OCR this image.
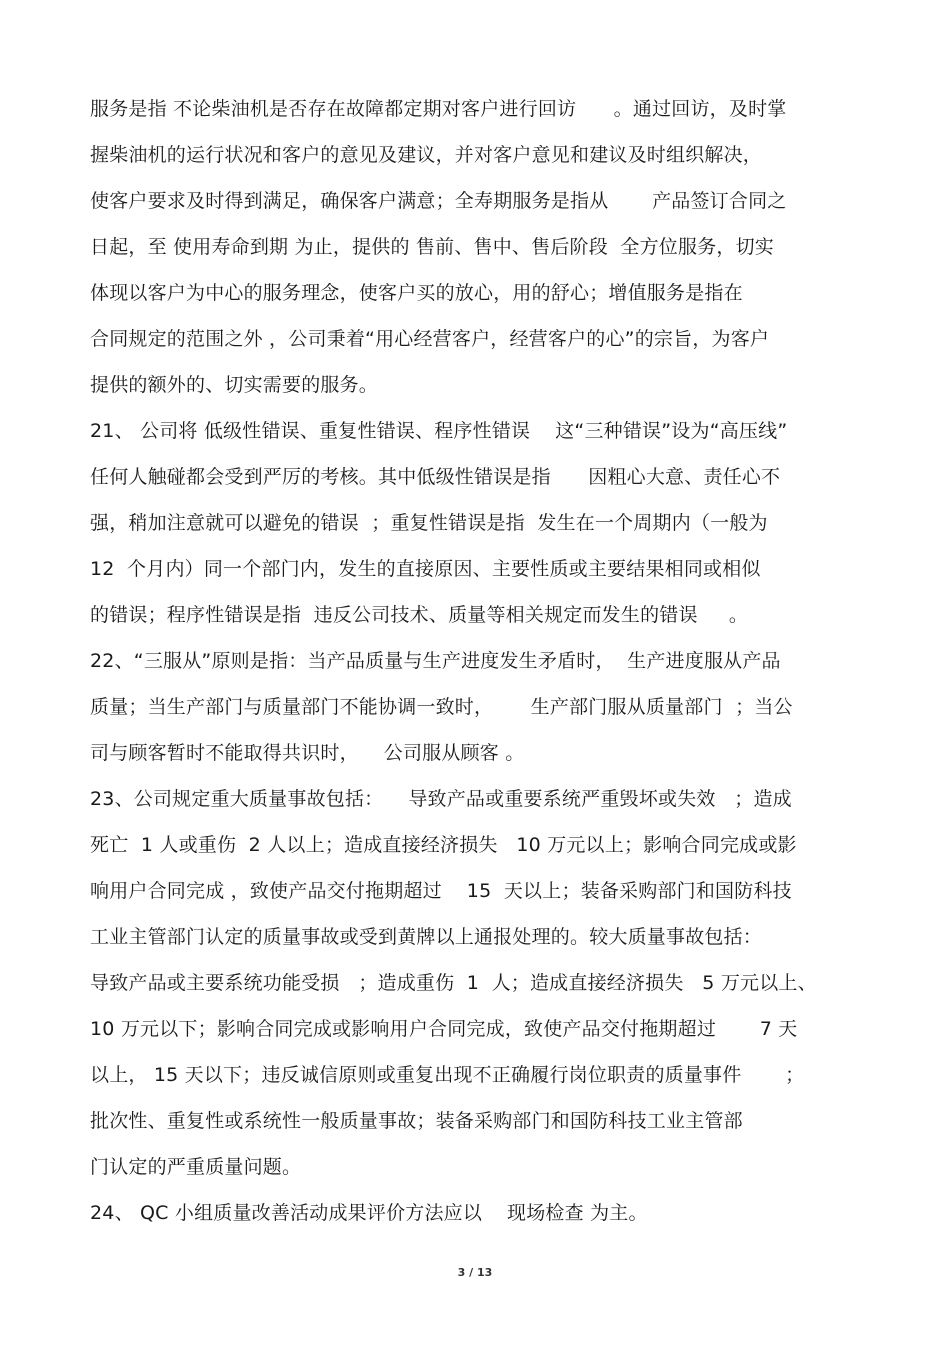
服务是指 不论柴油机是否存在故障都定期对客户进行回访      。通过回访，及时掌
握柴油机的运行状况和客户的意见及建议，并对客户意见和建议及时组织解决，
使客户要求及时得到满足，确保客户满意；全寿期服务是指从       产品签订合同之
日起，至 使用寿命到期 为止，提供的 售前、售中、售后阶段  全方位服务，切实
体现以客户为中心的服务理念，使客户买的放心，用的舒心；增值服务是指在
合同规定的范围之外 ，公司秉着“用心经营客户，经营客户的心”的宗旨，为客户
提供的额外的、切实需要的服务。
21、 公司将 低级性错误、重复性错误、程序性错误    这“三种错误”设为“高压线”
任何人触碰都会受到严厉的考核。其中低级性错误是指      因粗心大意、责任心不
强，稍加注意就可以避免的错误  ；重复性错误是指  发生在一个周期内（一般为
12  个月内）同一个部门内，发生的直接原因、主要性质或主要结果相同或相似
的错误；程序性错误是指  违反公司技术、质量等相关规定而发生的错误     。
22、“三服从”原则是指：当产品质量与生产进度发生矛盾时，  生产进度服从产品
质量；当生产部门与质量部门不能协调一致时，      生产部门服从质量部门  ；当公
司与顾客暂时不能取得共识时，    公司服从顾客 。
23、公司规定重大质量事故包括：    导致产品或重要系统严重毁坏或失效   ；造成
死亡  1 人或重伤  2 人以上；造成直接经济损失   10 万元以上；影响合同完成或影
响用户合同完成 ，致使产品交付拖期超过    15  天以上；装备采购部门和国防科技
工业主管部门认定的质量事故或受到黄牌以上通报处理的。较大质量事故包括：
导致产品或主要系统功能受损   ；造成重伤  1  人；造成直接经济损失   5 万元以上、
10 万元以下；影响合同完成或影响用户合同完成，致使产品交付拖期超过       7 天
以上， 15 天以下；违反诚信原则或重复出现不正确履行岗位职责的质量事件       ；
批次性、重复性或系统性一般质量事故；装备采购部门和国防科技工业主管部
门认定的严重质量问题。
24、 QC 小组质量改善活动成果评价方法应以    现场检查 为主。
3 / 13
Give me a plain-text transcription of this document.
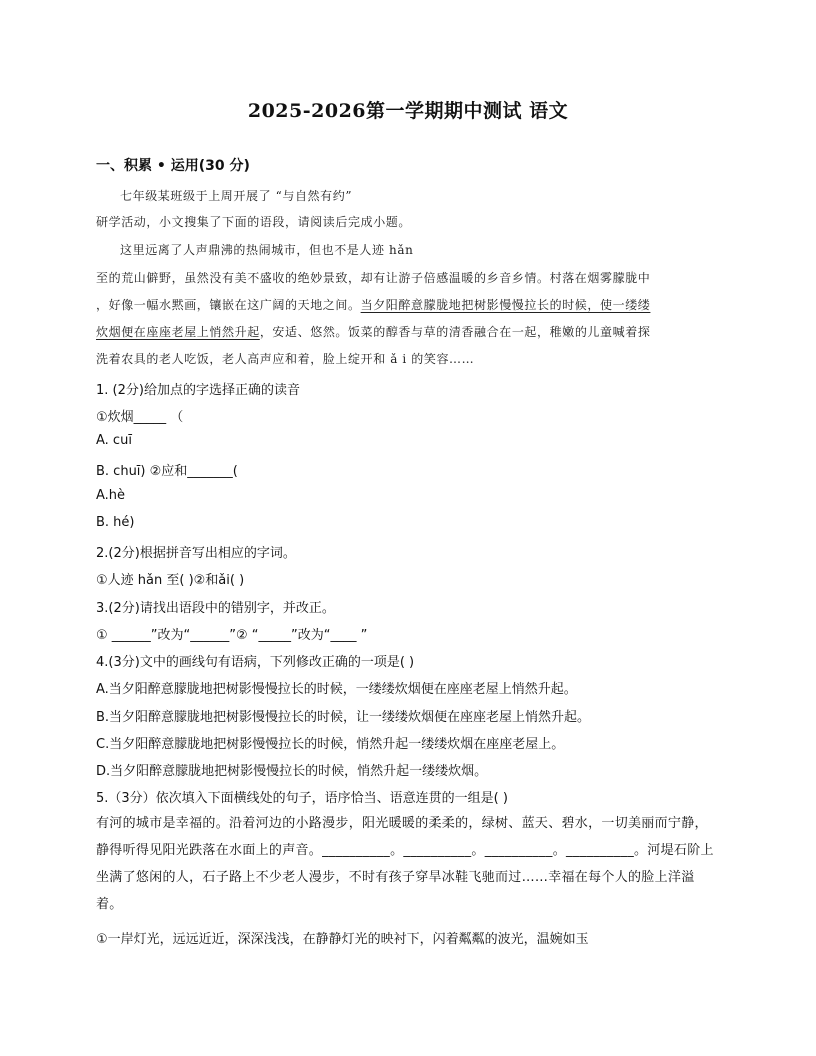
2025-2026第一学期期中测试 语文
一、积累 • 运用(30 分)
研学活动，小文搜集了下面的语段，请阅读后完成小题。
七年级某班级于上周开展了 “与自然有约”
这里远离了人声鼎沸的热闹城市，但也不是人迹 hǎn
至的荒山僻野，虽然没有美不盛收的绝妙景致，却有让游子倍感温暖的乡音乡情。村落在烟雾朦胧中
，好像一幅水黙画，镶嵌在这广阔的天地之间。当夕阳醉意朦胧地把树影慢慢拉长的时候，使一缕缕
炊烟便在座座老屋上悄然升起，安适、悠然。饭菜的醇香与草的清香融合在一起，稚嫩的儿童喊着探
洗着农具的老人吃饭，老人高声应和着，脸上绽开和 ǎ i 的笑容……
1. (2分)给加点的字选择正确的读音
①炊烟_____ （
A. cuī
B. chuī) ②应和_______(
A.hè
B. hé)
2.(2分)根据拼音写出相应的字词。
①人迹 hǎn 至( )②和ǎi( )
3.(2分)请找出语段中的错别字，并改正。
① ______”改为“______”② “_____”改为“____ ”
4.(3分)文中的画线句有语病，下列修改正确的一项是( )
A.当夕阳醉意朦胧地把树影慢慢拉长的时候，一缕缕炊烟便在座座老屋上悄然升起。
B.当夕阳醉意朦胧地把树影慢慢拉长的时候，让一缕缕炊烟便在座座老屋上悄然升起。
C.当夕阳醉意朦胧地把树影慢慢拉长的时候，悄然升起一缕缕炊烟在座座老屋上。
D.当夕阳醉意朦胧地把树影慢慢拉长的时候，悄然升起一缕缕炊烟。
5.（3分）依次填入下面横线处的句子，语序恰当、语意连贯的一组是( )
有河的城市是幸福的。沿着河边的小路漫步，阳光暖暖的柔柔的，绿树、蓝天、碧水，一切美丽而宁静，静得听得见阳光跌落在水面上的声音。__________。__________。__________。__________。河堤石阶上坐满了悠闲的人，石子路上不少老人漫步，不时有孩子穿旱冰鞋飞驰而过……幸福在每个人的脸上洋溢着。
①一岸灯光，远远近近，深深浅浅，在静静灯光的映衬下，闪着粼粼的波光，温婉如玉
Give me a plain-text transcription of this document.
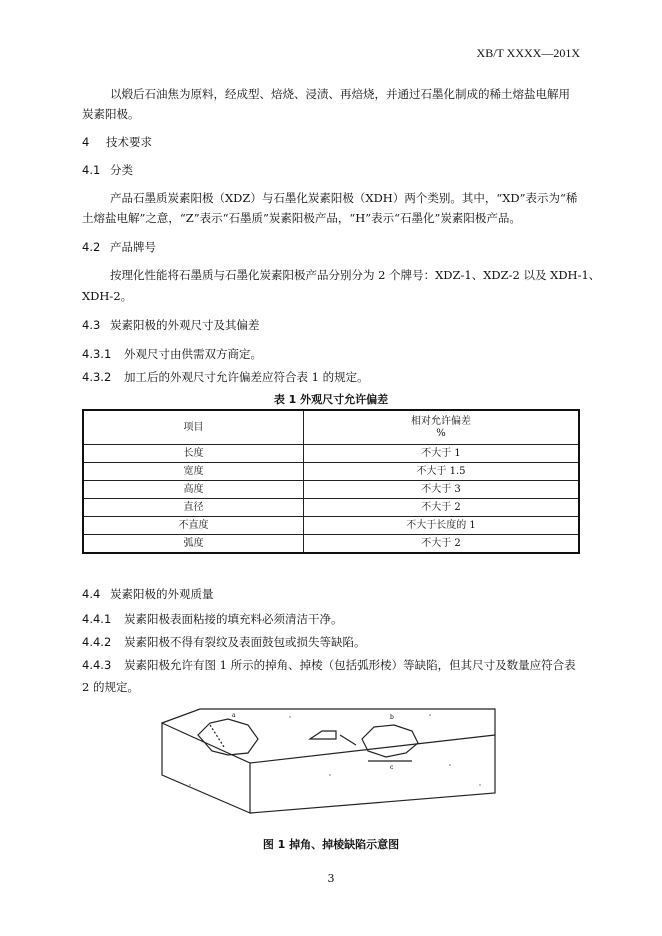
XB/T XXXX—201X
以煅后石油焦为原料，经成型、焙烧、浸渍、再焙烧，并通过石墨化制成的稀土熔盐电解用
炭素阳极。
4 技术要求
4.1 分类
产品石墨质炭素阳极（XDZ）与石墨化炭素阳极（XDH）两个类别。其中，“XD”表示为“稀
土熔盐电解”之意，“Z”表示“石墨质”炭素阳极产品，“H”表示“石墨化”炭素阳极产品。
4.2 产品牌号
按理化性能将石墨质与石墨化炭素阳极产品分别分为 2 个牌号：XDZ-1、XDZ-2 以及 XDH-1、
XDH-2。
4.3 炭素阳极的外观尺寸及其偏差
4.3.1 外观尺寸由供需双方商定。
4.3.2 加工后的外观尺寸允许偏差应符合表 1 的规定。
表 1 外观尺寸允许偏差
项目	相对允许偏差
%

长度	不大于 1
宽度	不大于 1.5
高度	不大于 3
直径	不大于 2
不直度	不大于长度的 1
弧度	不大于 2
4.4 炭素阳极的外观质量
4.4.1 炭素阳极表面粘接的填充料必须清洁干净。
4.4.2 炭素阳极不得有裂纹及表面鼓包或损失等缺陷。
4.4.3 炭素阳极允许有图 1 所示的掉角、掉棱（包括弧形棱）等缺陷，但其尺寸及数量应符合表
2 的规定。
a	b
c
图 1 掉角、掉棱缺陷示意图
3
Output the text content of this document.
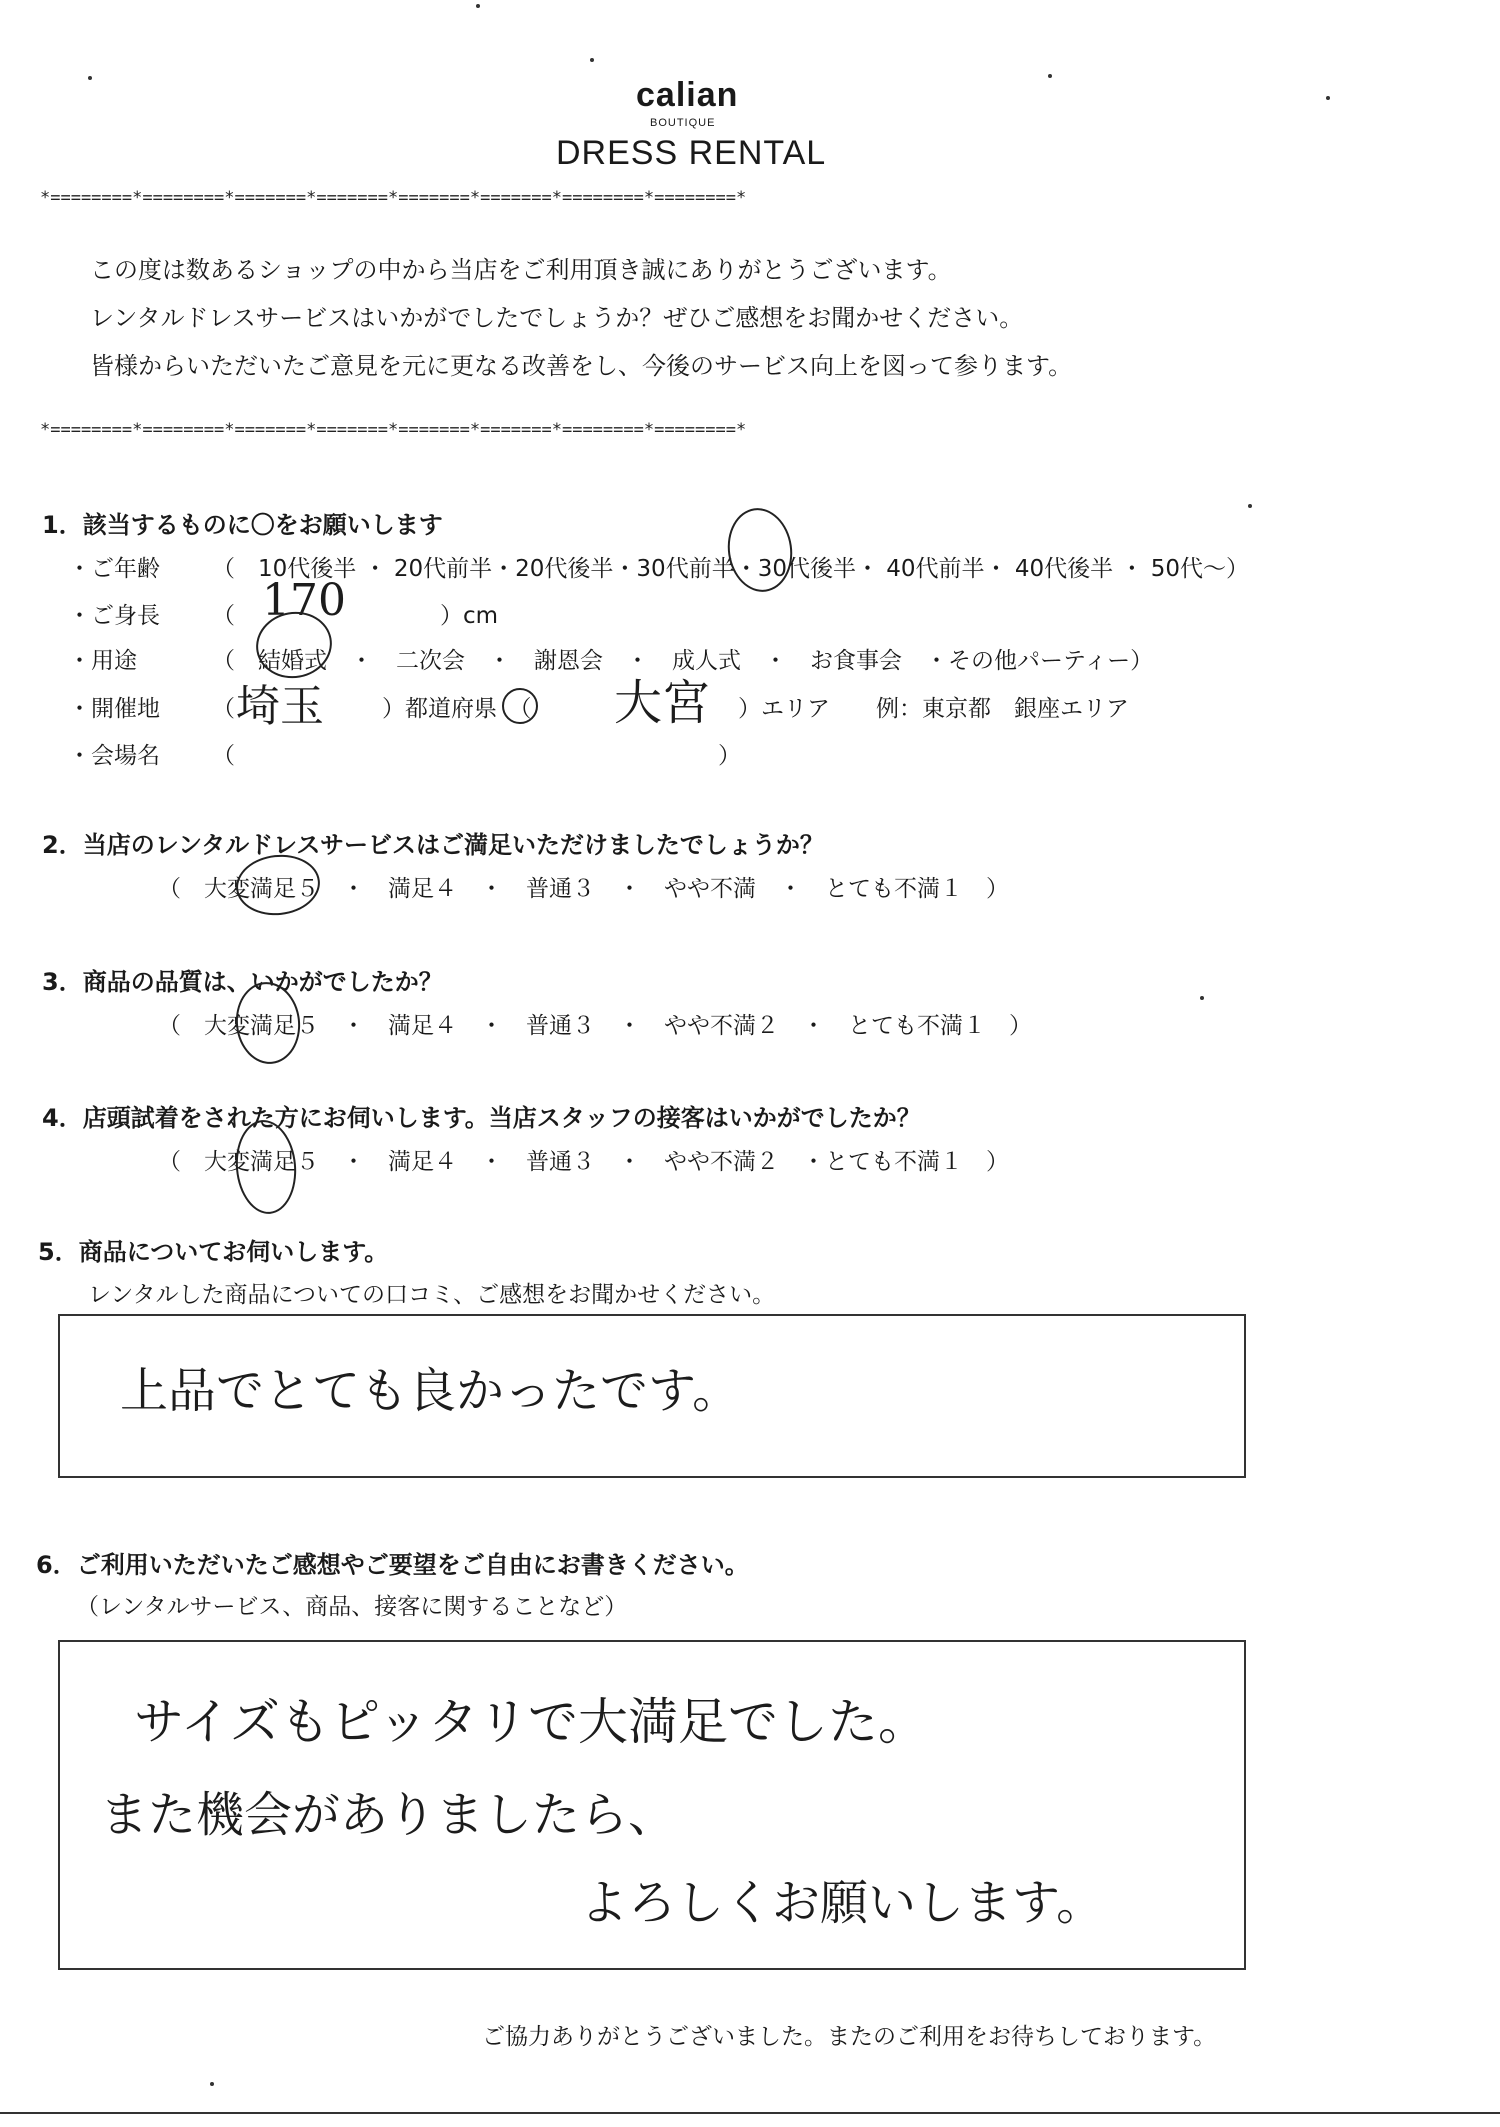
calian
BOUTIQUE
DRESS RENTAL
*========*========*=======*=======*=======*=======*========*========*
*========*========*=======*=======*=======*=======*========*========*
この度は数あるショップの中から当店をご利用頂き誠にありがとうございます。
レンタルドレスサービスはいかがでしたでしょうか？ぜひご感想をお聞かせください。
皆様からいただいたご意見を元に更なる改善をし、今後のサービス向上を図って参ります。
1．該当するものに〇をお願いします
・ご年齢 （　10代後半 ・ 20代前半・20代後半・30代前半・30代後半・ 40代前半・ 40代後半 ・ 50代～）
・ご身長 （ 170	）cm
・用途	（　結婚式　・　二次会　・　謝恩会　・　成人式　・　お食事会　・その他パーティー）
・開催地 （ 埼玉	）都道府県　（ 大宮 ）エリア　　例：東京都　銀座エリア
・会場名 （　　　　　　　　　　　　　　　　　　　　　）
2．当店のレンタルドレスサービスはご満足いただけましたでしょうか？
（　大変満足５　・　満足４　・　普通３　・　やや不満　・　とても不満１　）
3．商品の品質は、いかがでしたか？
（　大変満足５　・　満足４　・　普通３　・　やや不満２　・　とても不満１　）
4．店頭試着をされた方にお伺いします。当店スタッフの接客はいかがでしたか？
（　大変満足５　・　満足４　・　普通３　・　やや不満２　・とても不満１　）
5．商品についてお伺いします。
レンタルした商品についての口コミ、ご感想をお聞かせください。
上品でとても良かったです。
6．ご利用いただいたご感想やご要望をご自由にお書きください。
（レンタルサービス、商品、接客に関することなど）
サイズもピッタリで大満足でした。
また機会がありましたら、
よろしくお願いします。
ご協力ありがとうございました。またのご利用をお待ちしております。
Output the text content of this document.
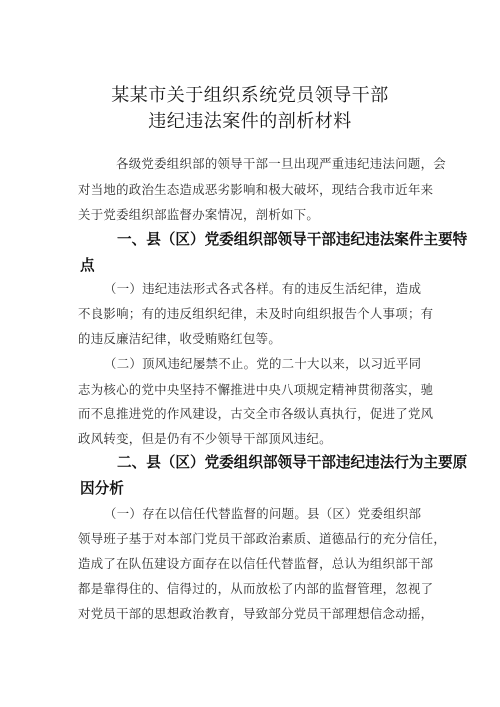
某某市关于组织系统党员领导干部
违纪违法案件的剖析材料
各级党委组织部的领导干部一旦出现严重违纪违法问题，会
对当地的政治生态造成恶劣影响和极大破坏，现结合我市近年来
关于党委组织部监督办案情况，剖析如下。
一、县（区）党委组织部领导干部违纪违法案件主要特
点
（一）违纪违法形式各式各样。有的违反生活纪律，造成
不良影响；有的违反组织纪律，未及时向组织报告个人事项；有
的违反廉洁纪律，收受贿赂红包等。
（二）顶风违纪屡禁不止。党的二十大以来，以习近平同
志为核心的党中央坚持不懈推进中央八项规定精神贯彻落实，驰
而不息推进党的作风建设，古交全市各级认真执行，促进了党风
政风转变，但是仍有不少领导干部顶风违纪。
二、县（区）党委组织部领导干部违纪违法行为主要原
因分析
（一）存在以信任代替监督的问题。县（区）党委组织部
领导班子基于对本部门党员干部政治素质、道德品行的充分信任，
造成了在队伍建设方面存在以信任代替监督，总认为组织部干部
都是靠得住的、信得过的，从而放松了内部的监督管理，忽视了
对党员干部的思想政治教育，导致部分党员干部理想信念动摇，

■ ■ ■ ■ ■

Requirement: Within the listing above, find every line containing the string "当夕阳醉意朦胧地把树影慢慢拉长的时候" and return it.

The response:
，好像一幅水黙画，镶嵌在这广阔的天地之间。当夕阳醉意朦胧地把树影慢慢拉长的时候，使一缕缕
A.当夕阳醉意朦胧地把树影慢慢拉长的时候，一缕缕炊烟便在座座老屋上悄然升起。
B.当夕阳醉意朦胧地把树影慢慢拉长的时候，让一缕缕炊烟便在座座老屋上悄然升起。
C.当夕阳醉意朦胧地把树影慢慢拉长的时候，悄然升起一缕缕炊烟在座座老屋上。
D.当夕阳醉意朦胧地把树影慢慢拉长的时候，悄然升起一缕缕炊烟。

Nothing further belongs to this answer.